■ Given instruction
Without the pictures, copy all the entries below exactly.

-- -- --

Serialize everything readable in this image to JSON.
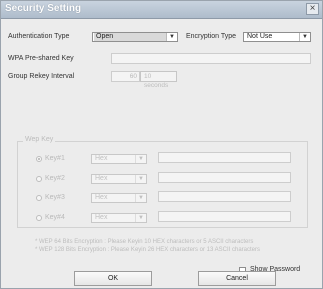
{
  "window": {
    "title": "Security Setting",
    "close_glyph": "×"
  },
  "auth": {
    "label": "Authentication Type",
    "value": "Open"
  },
  "encryption": {
    "label": "Encryption Type",
    "value": "Not Use"
  },
  "wpa": {
    "label": "WPA Pre-shared Key",
    "value": ""
  },
  "rekey": {
    "label": "Group Rekey Interval",
    "value": "60",
    "unit_button": "10 seconds"
  },
  "wep": {
    "legend": "Wep Key",
    "keys": [
      {
        "label": "Key#1",
        "format": "Hex",
        "value": "",
        "selected": true
      },
      {
        "label": "Key#2",
        "format": "Hex",
        "value": "",
        "selected": false
      },
      {
        "label": "Key#3",
        "format": "Hex",
        "value": "",
        "selected": false
      },
      {
        "label": "Key#4",
        "format": "Hex",
        "value": "",
        "selected": false
      }
    ],
    "notes": [
      "* WEP 64 Bits Encryption : Please Keyin 10 HEX characters or 5 ASCII characters",
      "* WEP 128 Bits Encryption : Please Keyin 26 HEX characters or 13 ASCII characters"
    ]
  },
  "show_password": {
    "label": "Show Password",
    "checked": false
  },
  "buttons": {
    "ok": "OK",
    "cancel": "Cancel"
  },
  "icons": {
    "close": "close-icon",
    "dropdown": "chevron-down-icon"
  }
}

-- -- --

■ Solution for this problem
Serialize everything readable in this image to JSON.
{
  "window": {
    "title": "Security Setting",
    "close_glyph": "×"
  },
  "auth": {
    "label": "Authentication Type",
    "value": "Open"
  },
  "encryption": {
    "label": "Encryption Type",
    "value": "Not Use"
  },
  "wpa": {
    "label": "WPA Pre-shared Key",
    "value": ""
  },
  "rekey": {
    "label": "Group Rekey Interval",
    "value": "60",
    "unit_button": "10 seconds"
  },
  "wep": {
    "legend": "Wep Key",
    "keys": [
      {
        "label": "Key#1",
        "format": "Hex",
        "value": "",
        "selected": true
      },
      {
        "label": "Key#2",
        "format": "Hex",
        "value": "",
        "selected": false
      },
      {
        "label": "Key#3",
        "format": "Hex",
        "value": "",
        "selected": false
      },
      {
        "label": "Key#4",
        "format": "Hex",
        "value": "",
        "selected": false
      }
    ],
    "notes": [
      "* WEP 64 Bits Encryption : Please Keyin 10 HEX characters or 5 ASCII characters",
      "* WEP 128 Bits Encryption : Please Keyin 26 HEX characters or 13 ASCII characters"
    ]
  },
  "show_password": {
    "label": "Show Password",
    "checked": false
  },
  "buttons": {
    "ok": "OK",
    "cancel": "Cancel"
  },
  "icons": {
    "close": "close-icon",
    "dropdown": "chevron-down-icon"
  }
}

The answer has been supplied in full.